Brief ->
Extract all lines that hold the string "JSON".

(Dataset records)

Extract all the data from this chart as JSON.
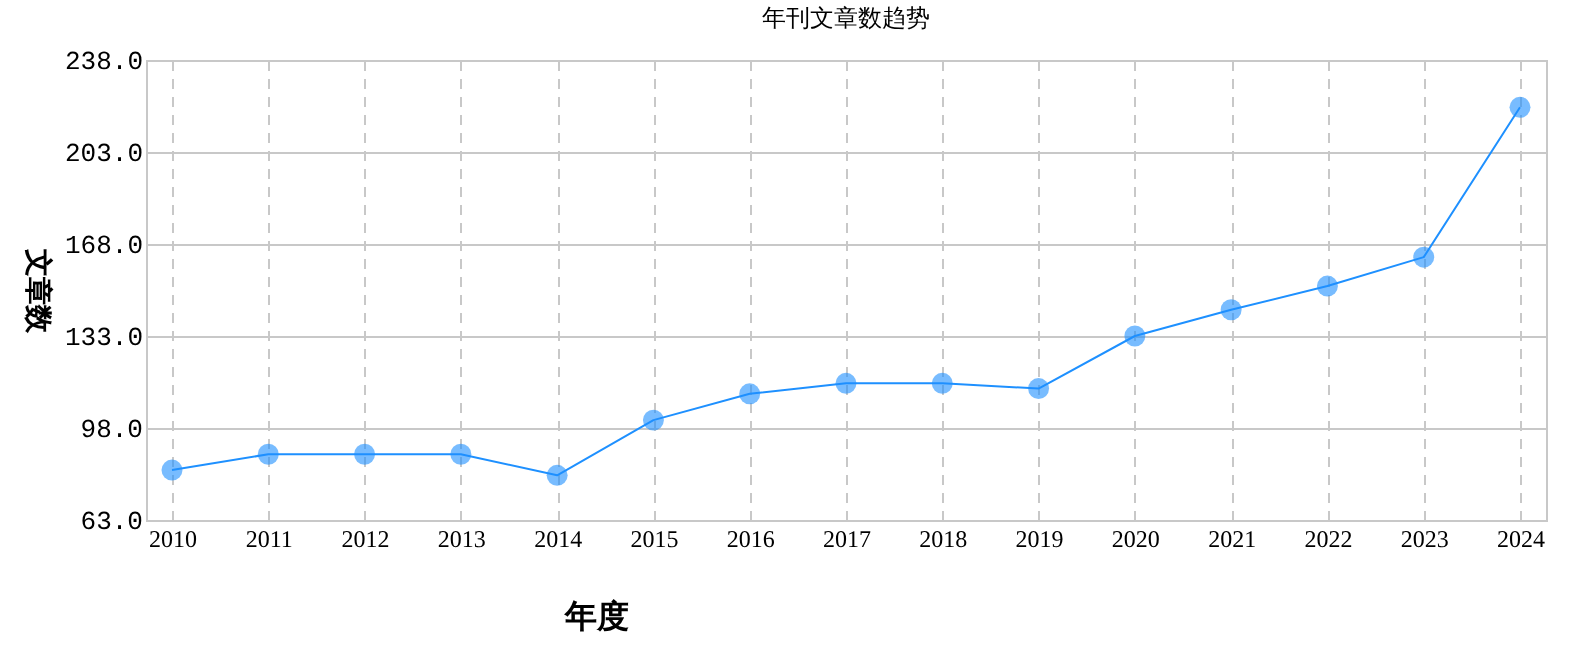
{
  "chart_data": {
    "type": "line",
    "title": "年刊文章数趋势",
    "xlabel": "年度",
    "ylabel": "文章数",
    "categories": [
      "2010",
      "2011",
      "2012",
      "2013",
      "2014",
      "2015",
      "2016",
      "2017",
      "2018",
      "2019",
      "2020",
      "2021",
      "2022",
      "2023",
      "2024"
    ],
    "series": [
      {
        "color": "#1e90ff",
        "values": [
          82,
          88,
          88,
          88,
          80,
          101,
          111,
          115,
          115,
          113,
          133,
          143,
          152,
          163,
          220
        ]
      }
    ],
    "ylim": [
      63,
      238
    ],
    "yticks": [
      {
        "value": 63,
        "label": "63.0"
      },
      {
        "value": 98,
        "label": "98.0"
      },
      {
        "value": 133,
        "label": "133.0"
      },
      {
        "value": 168,
        "label": "168.0"
      },
      {
        "value": 203,
        "label": "203.0"
      },
      {
        "value": 238,
        "label": "238.0"
      }
    ],
    "grid": true,
    "marker": "circle",
    "line_style": "solid"
  }
}
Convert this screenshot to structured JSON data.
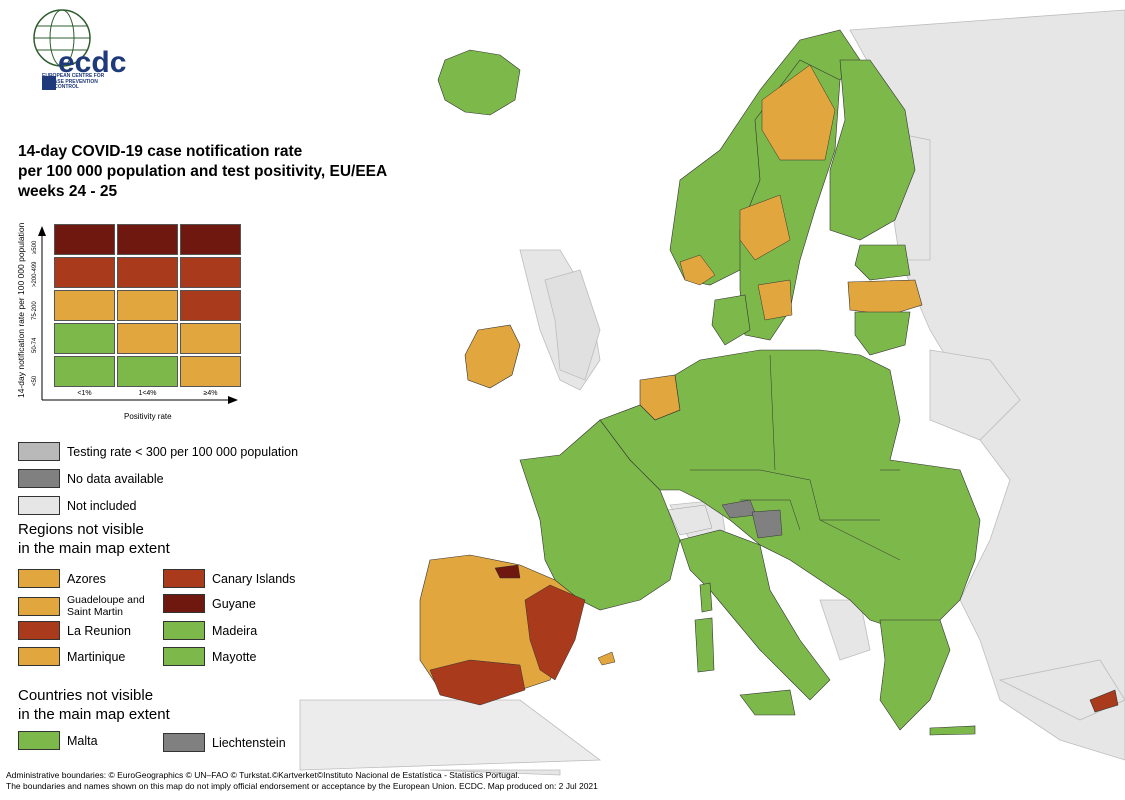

The solution ->
Extract all the data from this chart as JSON.
Convert this screenshot to structured JSON data.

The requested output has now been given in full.